===== EXTRACTED DATA =====
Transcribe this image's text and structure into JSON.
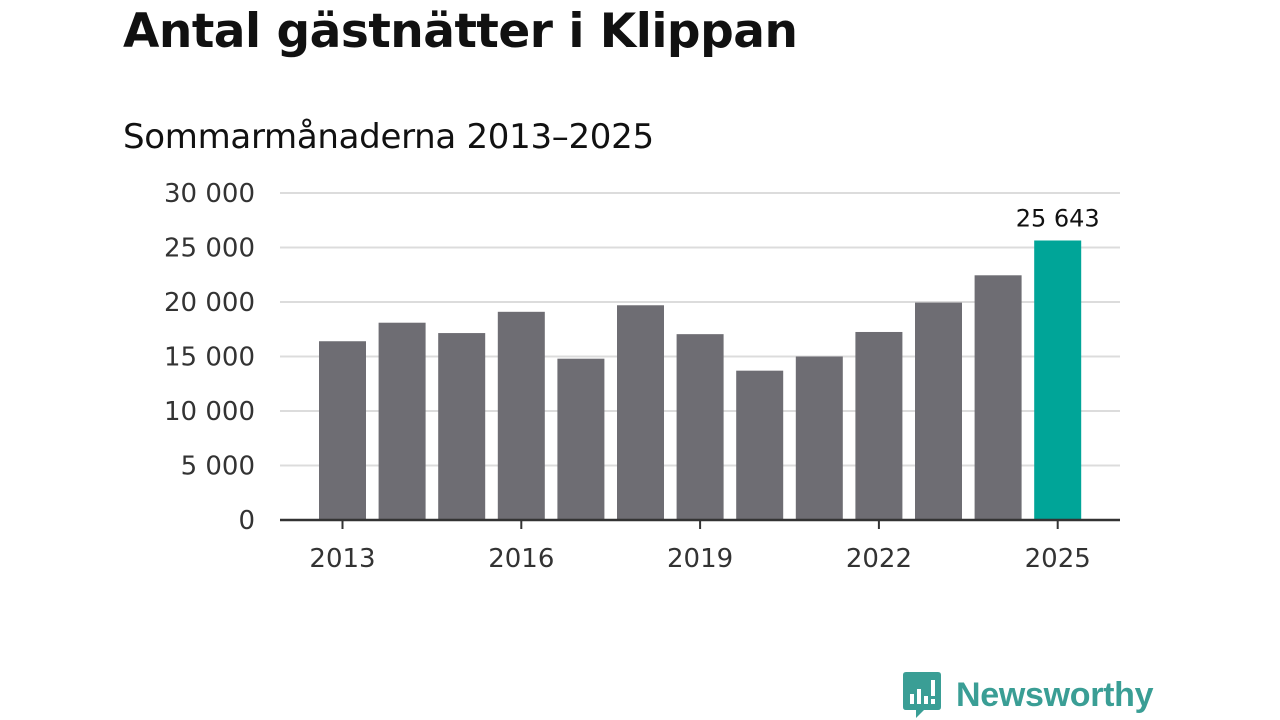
{
  "colors": {
    "bar": "#6e6d73",
    "highlight": "#00a598",
    "grid": "#dcdcdc",
    "axis": "#333333",
    "brand": "#3a9e95"
  },
  "chart_data": {
    "type": "bar",
    "title": "Antal gästnätter i Klippan",
    "subtitle": "Sommarmånaderna 2013–2025",
    "categories": [
      "2013",
      "2014",
      "2015",
      "2016",
      "2017",
      "2018",
      "2019",
      "2020",
      "2021",
      "2022",
      "2023",
      "2024",
      "2025"
    ],
    "values": [
      16400,
      18100,
      17150,
      19100,
      14800,
      19700,
      17050,
      13700,
      15000,
      17250,
      19950,
      22450,
      25643
    ],
    "ylim": [
      0,
      30000
    ],
    "yticks": [
      0,
      5000,
      10000,
      15000,
      20000,
      25000,
      30000
    ],
    "ytick_labels": [
      "0",
      "5 000",
      "10 000",
      "15 000",
      "20 000",
      "25 000",
      "30 000"
    ],
    "xtick_labels": [
      "2013",
      "2016",
      "2019",
      "2022",
      "2025"
    ],
    "highlight_index": 12,
    "data_label": "25 643",
    "grid": true,
    "xlabel": "",
    "ylabel": ""
  },
  "brand": {
    "name": "Newsworthy",
    "icon": "newsworthy-logo-icon"
  }
}
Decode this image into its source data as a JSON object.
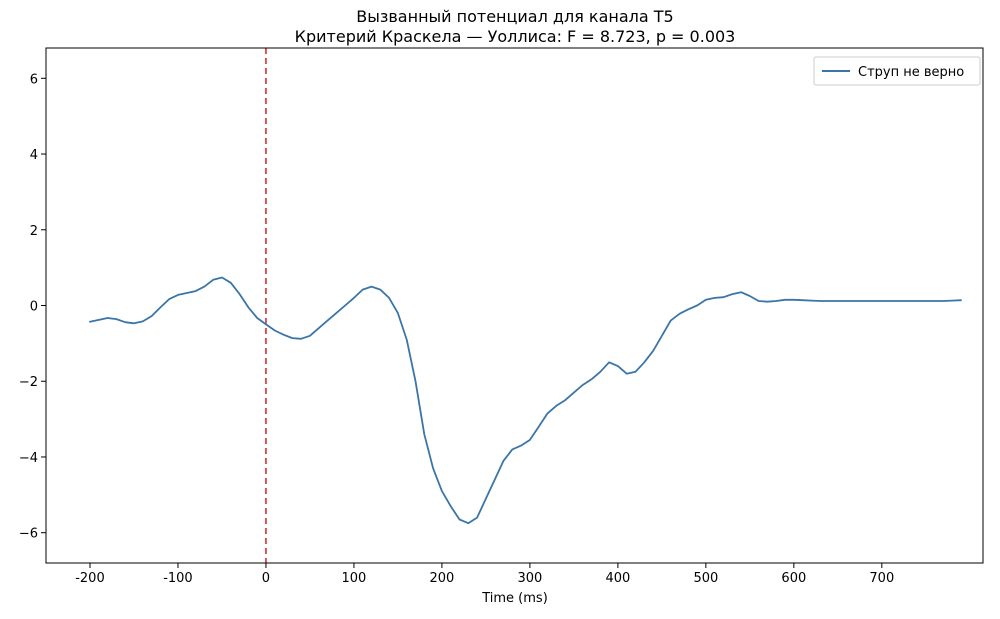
{
  "chart_data": {
    "type": "line",
    "title": "Вызванный потенциал для канала T5",
    "subtitle": "Критерий Краскела — Уоллиса: F = 8.723, p = 0.003",
    "xlabel": "Time (ms)",
    "ylabel": "",
    "xlim": [
      -250,
      815
    ],
    "ylim": [
      -6.8,
      6.8
    ],
    "xticks": [
      -200,
      -100,
      0,
      100,
      200,
      300,
      400,
      500,
      600,
      700
    ],
    "yticks": [
      -6,
      -4,
      -2,
      0,
      2,
      4,
      6
    ],
    "grid": false,
    "legend_position": "top-right",
    "series": [
      {
        "name": "Струп не верно",
        "color": "#3a75a8",
        "x": [
          -200,
          -190,
          -180,
          -170,
          -160,
          -150,
          -140,
          -130,
          -120,
          -110,
          -100,
          -90,
          -80,
          -70,
          -60,
          -50,
          -40,
          -30,
          -20,
          -10,
          0,
          10,
          20,
          30,
          40,
          50,
          60,
          70,
          80,
          90,
          100,
          110,
          120,
          130,
          140,
          150,
          160,
          170,
          180,
          190,
          200,
          210,
          220,
          230,
          240,
          250,
          260,
          270,
          280,
          290,
          300,
          310,
          320,
          330,
          340,
          350,
          360,
          370,
          380,
          390,
          400,
          410,
          420,
          430,
          440,
          450,
          460,
          470,
          480,
          490,
          500,
          510,
          520,
          530,
          540,
          550,
          560,
          570,
          580,
          590,
          600,
          610,
          620,
          630,
          640,
          650,
          660,
          670,
          680,
          690,
          700,
          710,
          720,
          730,
          740,
          750,
          760,
          770,
          780,
          790
        ],
        "y": [
          -0.43,
          -0.38,
          -0.33,
          -0.36,
          -0.44,
          -0.47,
          -0.42,
          -0.28,
          -0.05,
          0.17,
          0.28,
          0.33,
          0.38,
          0.5,
          0.68,
          0.74,
          0.6,
          0.3,
          -0.05,
          -0.33,
          -0.5,
          -0.66,
          -0.77,
          -0.86,
          -0.88,
          -0.8,
          -0.6,
          -0.4,
          -0.2,
          0.0,
          0.2,
          0.42,
          0.5,
          0.42,
          0.2,
          -0.2,
          -0.9,
          -2.0,
          -3.4,
          -4.3,
          -4.9,
          -5.3,
          -5.65,
          -5.75,
          -5.6,
          -5.1,
          -4.6,
          -4.1,
          -3.8,
          -3.7,
          -3.55,
          -3.2,
          -2.85,
          -2.65,
          -2.5,
          -2.3,
          -2.1,
          -1.95,
          -1.75,
          -1.5,
          -1.6,
          -1.8,
          -1.75,
          -1.5,
          -1.2,
          -0.8,
          -0.4,
          -0.22,
          -0.1,
          0.0,
          0.15,
          0.2,
          0.22,
          0.3,
          0.35,
          0.25,
          0.12,
          0.1,
          0.12,
          0.15,
          0.15,
          0.14,
          0.13,
          0.12,
          0.12,
          0.12,
          0.12,
          0.12,
          0.12,
          0.12,
          0.12,
          0.12,
          0.12,
          0.12,
          0.12,
          0.12,
          0.12,
          0.12,
          0.13,
          0.14
        ]
      }
    ],
    "annotations": [
      {
        "type": "vline",
        "x": 0,
        "style": "dashed",
        "color": "#d62f2f"
      }
    ]
  }
}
=====
* _DIRECTION_
Print the whole listing above once more, word for word, without its pictures.

* _ANSWER FOR THE TASK_
Transcribe this image's text and structure into JSON.
{
  "colors": {
    "bar": "#6e6d73",
    "highlight": "#00a598",
    "grid": "#dcdcdc",
    "axis": "#333333",
    "brand": "#3a9e95"
  },
  "chart_data": {
    "type": "bar",
    "title": "Antal gästnätter i Klippan",
    "subtitle": "Sommarmånaderna 2013–2025",
    "categories": [
      "2013",
      "2014",
      "2015",
      "2016",
      "2017",
      "2018",
      "2019",
      "2020",
      "2021",
      "2022",
      "2023",
      "2024",
      "2025"
    ],
    "values": [
      16400,
      18100,
      17150,
      19100,
      14800,
      19700,
      17050,
      13700,
      15000,
      17250,
      19950,
      22450,
      25643
    ],
    "ylim": [
      0,
      30000
    ],
    "yticks": [
      0,
      5000,
      10000,
      15000,
      20000,
      25000,
      30000
    ],
    "ytick_labels": [
      "0",
      "5 000",
      "10 000",
      "15 000",
      "20 000",
      "25 000",
      "30 000"
    ],
    "xtick_labels": [
      "2013",
      "2016",
      "2019",
      "2022",
      "2025"
    ],
    "highlight_index": 12,
    "data_label": "25 643",
    "grid": true,
    "xlabel": "",
    "ylabel": ""
  },
  "brand": {
    "name": "Newsworthy",
    "icon": "newsworthy-logo-icon"
  }
}
Decode this image into its source data as a JSON object.
{
  "chart_data": {
    "type": "line",
    "title": "Вызванный потенциал для канала T5",
    "subtitle": "Критерий Краскела — Уоллиса: F = 8.723, p = 0.003",
    "xlabel": "Time (ms)",
    "ylabel": "",
    "xlim": [
      -250,
      815
    ],
    "ylim": [
      -6.8,
      6.8
    ],
    "xticks": [
      -200,
      -100,
      0,
      100,
      200,
      300,
      400,
      500,
      600,
      700
    ],
    "yticks": [
      -6,
      -4,
      -2,
      0,
      2,
      4,
      6
    ],
    "grid": false,
    "legend_position": "top-right",
    "series": [
      {
        "name": "Струп не верно",
        "color": "#3a75a8",
        "x": [
          -200,
          -190,
          -180,
          -170,
          -160,
          -150,
          -140,
          -130,
          -120,
          -110,
          -100,
          -90,
          -80,
          -70,
          -60,
          -50,
          -40,
          -30,
          -20,
          -10,
          0,
          10,
          20,
          30,
          40,
          50,
          60,
          70,
          80,
          90,
          100,
          110,
          120,
          130,
          140,
          150,
          160,
          170,
          180,
          190,
          200,
          210,
          220,
          230,
          240,
          250,
          260,
          270,
          280,
          290,
          300,
          310,
          320,
          330,
          340,
          350,
          360,
          370,
          380,
          390,
          400,
          410,
          420,
          430,
          440,
          450,
          460,
          470,
          480,
          490,
          500,
          510,
          520,
          530,
          540,
          550,
          560,
          570,
          580,
          590,
          600,
          610,
          620,
          630,
          640,
          650,
          660,
          670,
          680,
          690,
          700,
          710,
          720,
          730,
          740,
          750,
          760,
          770,
          780,
          790
        ],
        "y": [
          -0.43,
          -0.38,
          -0.33,
          -0.36,
          -0.44,
          -0.47,
          -0.42,
          -0.28,
          -0.05,
          0.17,
          0.28,
          0.33,
          0.38,
          0.5,
          0.68,
          0.74,
          0.6,
          0.3,
          -0.05,
          -0.33,
          -0.5,
          -0.66,
          -0.77,
          -0.86,
          -0.88,
          -0.8,
          -0.6,
          -0.4,
          -0.2,
          0.0,
          0.2,
          0.42,
          0.5,
          0.42,
          0.2,
          -0.2,
          -0.9,
          -2.0,
          -3.4,
          -4.3,
          -4.9,
          -5.3,
          -5.65,
          -5.75,
          -5.6,
          -5.1,
          -4.6,
          -4.1,
          -3.8,
          -3.7,
          -3.55,
          -3.2,
          -2.85,
          -2.65,
          -2.5,
          -2.3,
          -2.1,
          -1.95,
          -1.75,
          -1.5,
          -1.6,
          -1.8,
          -1.75,
          -1.5,
          -1.2,
          -0.8,
          -0.4,
          -0.22,
          -0.1,
          0.0,
          0.15,
          0.2,
          0.22,
          0.3,
          0.35,
          0.25,
          0.12,
          0.1,
          0.12,
          0.15,
          0.15,
          0.14,
          0.13,
          0.12,
          0.12,
          0.12,
          0.12,
          0.12,
          0.12,
          0.12,
          0.12,
          0.12,
          0.12,
          0.12,
          0.12,
          0.12,
          0.12,
          0.12,
          0.13,
          0.14
        ]
      }
    ],
    "annotations": [
      {
        "type": "vline",
        "x": 0,
        "style": "dashed",
        "color": "#d62f2f"
      }
    ]
  }
}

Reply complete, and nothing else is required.